Collection entries
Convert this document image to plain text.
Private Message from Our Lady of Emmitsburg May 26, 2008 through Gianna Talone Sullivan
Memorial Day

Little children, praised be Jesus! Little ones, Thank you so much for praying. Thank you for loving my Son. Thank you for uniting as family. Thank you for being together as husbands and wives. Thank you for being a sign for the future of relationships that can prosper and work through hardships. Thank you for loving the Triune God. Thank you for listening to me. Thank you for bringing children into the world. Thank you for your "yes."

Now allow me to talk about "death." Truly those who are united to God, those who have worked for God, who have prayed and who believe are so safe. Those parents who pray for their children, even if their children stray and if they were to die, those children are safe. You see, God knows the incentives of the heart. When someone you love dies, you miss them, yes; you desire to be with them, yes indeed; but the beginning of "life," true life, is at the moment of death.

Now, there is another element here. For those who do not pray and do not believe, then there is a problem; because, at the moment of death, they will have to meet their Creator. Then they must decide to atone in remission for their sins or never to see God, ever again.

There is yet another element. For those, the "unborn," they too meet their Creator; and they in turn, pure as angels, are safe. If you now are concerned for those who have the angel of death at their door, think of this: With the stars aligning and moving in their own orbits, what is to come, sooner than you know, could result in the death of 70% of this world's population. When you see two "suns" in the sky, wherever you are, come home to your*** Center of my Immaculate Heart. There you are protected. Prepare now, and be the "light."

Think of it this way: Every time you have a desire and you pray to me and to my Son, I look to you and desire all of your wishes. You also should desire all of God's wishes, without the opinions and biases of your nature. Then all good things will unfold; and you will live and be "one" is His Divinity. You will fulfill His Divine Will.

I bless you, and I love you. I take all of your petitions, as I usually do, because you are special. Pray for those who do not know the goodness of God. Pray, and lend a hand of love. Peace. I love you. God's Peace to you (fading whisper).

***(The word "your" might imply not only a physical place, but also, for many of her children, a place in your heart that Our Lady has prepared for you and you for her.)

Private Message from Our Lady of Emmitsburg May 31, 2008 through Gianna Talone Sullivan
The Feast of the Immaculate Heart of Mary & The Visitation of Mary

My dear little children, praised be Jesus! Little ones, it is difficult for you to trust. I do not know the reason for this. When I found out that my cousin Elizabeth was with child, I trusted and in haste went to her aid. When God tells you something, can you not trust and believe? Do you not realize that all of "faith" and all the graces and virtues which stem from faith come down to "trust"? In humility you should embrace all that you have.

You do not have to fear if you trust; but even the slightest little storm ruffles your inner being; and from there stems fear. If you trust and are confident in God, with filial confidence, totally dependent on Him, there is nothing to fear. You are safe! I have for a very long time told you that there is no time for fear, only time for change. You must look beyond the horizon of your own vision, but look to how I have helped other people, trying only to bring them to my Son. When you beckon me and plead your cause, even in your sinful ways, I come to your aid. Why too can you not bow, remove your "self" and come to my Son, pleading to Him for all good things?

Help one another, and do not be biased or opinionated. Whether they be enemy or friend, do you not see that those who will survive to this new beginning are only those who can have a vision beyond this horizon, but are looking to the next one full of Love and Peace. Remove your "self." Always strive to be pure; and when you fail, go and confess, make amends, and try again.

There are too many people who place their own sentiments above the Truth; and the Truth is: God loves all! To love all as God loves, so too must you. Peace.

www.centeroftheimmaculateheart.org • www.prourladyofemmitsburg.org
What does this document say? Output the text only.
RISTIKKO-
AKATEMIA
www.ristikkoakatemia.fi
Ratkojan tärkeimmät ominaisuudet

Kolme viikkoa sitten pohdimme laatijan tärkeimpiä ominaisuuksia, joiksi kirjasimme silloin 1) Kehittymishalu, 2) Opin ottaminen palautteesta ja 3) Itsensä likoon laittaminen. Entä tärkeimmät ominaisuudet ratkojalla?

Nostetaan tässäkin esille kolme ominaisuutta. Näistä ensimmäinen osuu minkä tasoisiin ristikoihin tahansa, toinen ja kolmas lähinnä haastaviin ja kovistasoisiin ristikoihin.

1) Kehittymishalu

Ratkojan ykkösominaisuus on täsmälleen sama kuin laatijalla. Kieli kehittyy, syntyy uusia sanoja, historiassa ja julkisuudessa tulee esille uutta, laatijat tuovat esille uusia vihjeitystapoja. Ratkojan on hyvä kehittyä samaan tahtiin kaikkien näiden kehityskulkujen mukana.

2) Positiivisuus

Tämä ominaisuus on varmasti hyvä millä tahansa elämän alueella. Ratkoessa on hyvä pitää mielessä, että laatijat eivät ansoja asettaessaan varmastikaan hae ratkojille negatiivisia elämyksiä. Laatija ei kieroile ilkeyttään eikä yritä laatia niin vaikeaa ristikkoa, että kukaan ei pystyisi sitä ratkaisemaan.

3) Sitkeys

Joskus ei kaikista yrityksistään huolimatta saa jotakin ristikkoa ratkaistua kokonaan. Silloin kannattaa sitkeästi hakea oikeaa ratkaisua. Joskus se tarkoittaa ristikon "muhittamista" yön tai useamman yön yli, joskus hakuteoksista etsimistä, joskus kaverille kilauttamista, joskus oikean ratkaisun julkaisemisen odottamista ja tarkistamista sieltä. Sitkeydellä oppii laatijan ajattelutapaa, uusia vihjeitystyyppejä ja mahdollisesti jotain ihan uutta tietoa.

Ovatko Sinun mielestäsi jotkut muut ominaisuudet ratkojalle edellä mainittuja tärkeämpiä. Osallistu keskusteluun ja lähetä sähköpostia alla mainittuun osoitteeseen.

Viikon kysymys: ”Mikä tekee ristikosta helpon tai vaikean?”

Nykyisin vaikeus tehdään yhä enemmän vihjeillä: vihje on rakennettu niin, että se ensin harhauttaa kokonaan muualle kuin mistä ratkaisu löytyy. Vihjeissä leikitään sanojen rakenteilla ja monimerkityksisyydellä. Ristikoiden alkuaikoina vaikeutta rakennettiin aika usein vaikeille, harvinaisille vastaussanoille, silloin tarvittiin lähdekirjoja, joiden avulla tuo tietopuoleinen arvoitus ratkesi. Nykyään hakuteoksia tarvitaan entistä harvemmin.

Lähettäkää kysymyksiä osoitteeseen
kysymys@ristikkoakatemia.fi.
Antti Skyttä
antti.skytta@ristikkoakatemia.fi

BRIEF - Print the listing above in its entirety, with every line exact.

FULL RESPONSE -
Convert this document image to plain text.
Private Message from Our Lady of Emmitsburg May 26, 2008 through Gianna Talone Sullivan
Memorial Day

Little children, praised be Jesus! Little ones, Thank you so much for praying. Thank you for loving my Son. Thank you for uniting as family. Thank you for being together as husbands and wives. Thank you for being a sign for the future of relationships that can prosper and work through hardships. Thank you for loving the Triune God. Thank you for listening to me. Thank you for bringing children into the world. Thank you for your "yes."

Now allow me to talk about "death." Truly those who are united to God, those who have worked for God, who have prayed and who believe are so safe. Those parents who pray for their children, even if their children stray and if they were to die, those children are safe. You see, God knows the incentives of the heart. When someone you love dies, you miss them, yes; you desire to be with them, yes indeed; but the beginning of "life," true life, is at the moment of death.

Now, there is another element here. For those who do not pray and do not believe, then there is a problem; because, at the moment of death, they will have to meet their Creator. Then they must decide to atone in remission for their sins or never to see God, ever again.

There is yet another element. For those, the "unborn," they too meet their Creator; and they in turn, pure as angels, are safe. If you now are concerned for those who have the angel of death at their door, think of this: With the stars aligning and moving in their own orbits, what is to come, sooner than you know, could result in the death of 70% of this world's population. When you see two "suns" in the sky, wherever you are, come home to your*** Center of my Immaculate Heart. There you are protected. Prepare now, and be the "light."

Think of it this way: Every time you have a desire and you pray to me and to my Son, I look to you and desire all of your wishes. You also should desire all of God's wishes, without the opinions and biases of your nature. Then all good things will unfold; and you will live and be "one" is His Divinity. You will fulfill His Divine Will.

I bless you, and I love you. I take all of your petitions, as I usually do, because you are special. Pray for those who do not know the goodness of God. Pray, and lend a hand of love. Peace. I love you. God's Peace to you (fading whisper).

***(The word "your" might imply not only a physical place, but also, for many of her children, a place in your heart that Our Lady has prepared for you and you for her.)

Private Message from Our Lady of Emmitsburg May 31, 2008 through Gianna Talone Sullivan
The Feast of the Immaculate Heart of Mary & The Visitation of Mary

My dear little children, praised be Jesus! Little ones, it is difficult for you to trust. I do not know the reason for this. When I found out that my cousin Elizabeth was with child, I trusted and in haste went to her aid. When God tells you something, can you not trust and believe? Do you not realize that all of "faith" and all the graces and virtues which stem from faith come down to "trust"? In humility you should embrace all that you have.

You do not have to fear if you trust; but even the slightest little storm ruffles your inner being; and from there stems fear. If you trust and are confident in God, with filial confidence, totally dependent on Him, there is nothing to fear. You are safe! I have for a very long time told you that there is no time for fear, only time for change. You must look beyond the horizon of your own vision, but look to how I have helped other people, trying only to bring them to my Son. When you beckon me and plead your cause, even in your sinful ways, I come to your aid. Why too can you not bow, remove your "self" and come to my Son, pleading to Him for all good things?

Help one another, and do not be biased or opinionated. Whether they be enemy or friend, do you not see that those who will survive to this new beginning are only those who can have a vision beyond this horizon, but are looking to the next one full of Love and Peace. Remove your "self." Always strive to be pure; and when you fail, go and confess, make amends, and try again.

There are too many people who place their own sentiments above the Truth; and the Truth is: God loves all! To love all as God loves, so too must you. Peace.

www.centeroftheimmaculateheart.org • www.prourladyofemmitsburg.org
What does this document say? Output the text only.
RISTIKKO-
AKATEMIA
www.ristikkoakatemia.fi
Ratkojan tärkeimmät ominaisuudet

Kolme viikkoa sitten pohdimme laatijan tärkeimpiä ominaisuuksia, joiksi kirjasimme silloin 1) Kehittymishalu, 2) Opin ottaminen palautteesta ja 3) Itsensä likoon laittaminen. Entä tärkeimmät ominaisuudet ratkojalla?

Nostetaan tässäkin esille kolme ominaisuutta. Näistä ensimmäinen osuu minkä tasoisiin ristikoihin tahansa, toinen ja kolmas lähinnä haastaviin ja kovistasoisiin ristikoihin.

1) Kehittymishalu

Ratkojan ykkösominaisuus on täsmälleen sama kuin laatijalla. Kieli kehittyy, syntyy uusia sanoja, historiassa ja julkisuudessa tulee esille uutta, laatijat tuovat esille uusia vihjeitystapoja. Ratkojan on hyvä kehittyä samaan tahtiin kaikkien näiden kehityskulkujen mukana.

2) Positiivisuus

Tämä ominaisuus on varmasti hyvä millä tahansa elämän alueella. Ratkoessa on hyvä pitää mielessä, että laatijat eivät ansoja asettaessaan varmastikaan hae ratkojille negatiivisia elämyksiä. Laatija ei kieroile ilkeyttään eikä yritä laatia niin vaikeaa ristikkoa, että kukaan ei pystyisi sitä ratkaisemaan.

3) Sitkeys

Joskus ei kaikista yrityksistään huolimatta saa jotakin ristikkoa ratkaistua kokonaan. Silloin kannattaa sitkeästi hakea oikeaa ratkaisua. Joskus se tarkoittaa ristikon "muhittamista" yön tai useamman yön yli, joskus hakuteoksista etsimistä, joskus kaverille kilauttamista, joskus oikean ratkaisun julkaisemisen odottamista ja tarkistamista sieltä. Sitkeydellä oppii laatijan ajattelutapaa, uusia vihjeitystyyppejä ja mahdollisesti jotain ihan uutta tietoa.

Ovatko Sinun mielestäsi jotkut muut ominaisuudet ratkojalle edellä mainittuja tärkeämpiä. Osallistu keskusteluun ja lähetä sähköpostia alla mainittuun osoitteeseen.

Viikon kysymys: ”Mikä tekee ristikosta helpon tai vaikean?”

Nykyisin vaikeus tehdään yhä enemmän vihjeillä: vihje on rakennettu niin, että se ensin harhauttaa kokonaan muualle kuin mistä ratkaisu löytyy. Vihjeissä leikitään sanojen rakenteilla ja monimerkityksisyydellä. Ristikoiden alkuaikoina vaikeutta rakennettiin aika usein vaikeille, harvinaisille vastaussanoille, silloin tarvittiin lähdekirjoja, joiden avulla tuo tietopuoleinen arvoitus ratkesi. Nykyään hakuteoksia tarvitaan entistä harvemmin.

Lähettäkää kysymyksiä osoitteeseen
kysymys@ristikkoakatemia.fi.
Antti Skyttä
antti.skytta@ristikkoakatemia.fi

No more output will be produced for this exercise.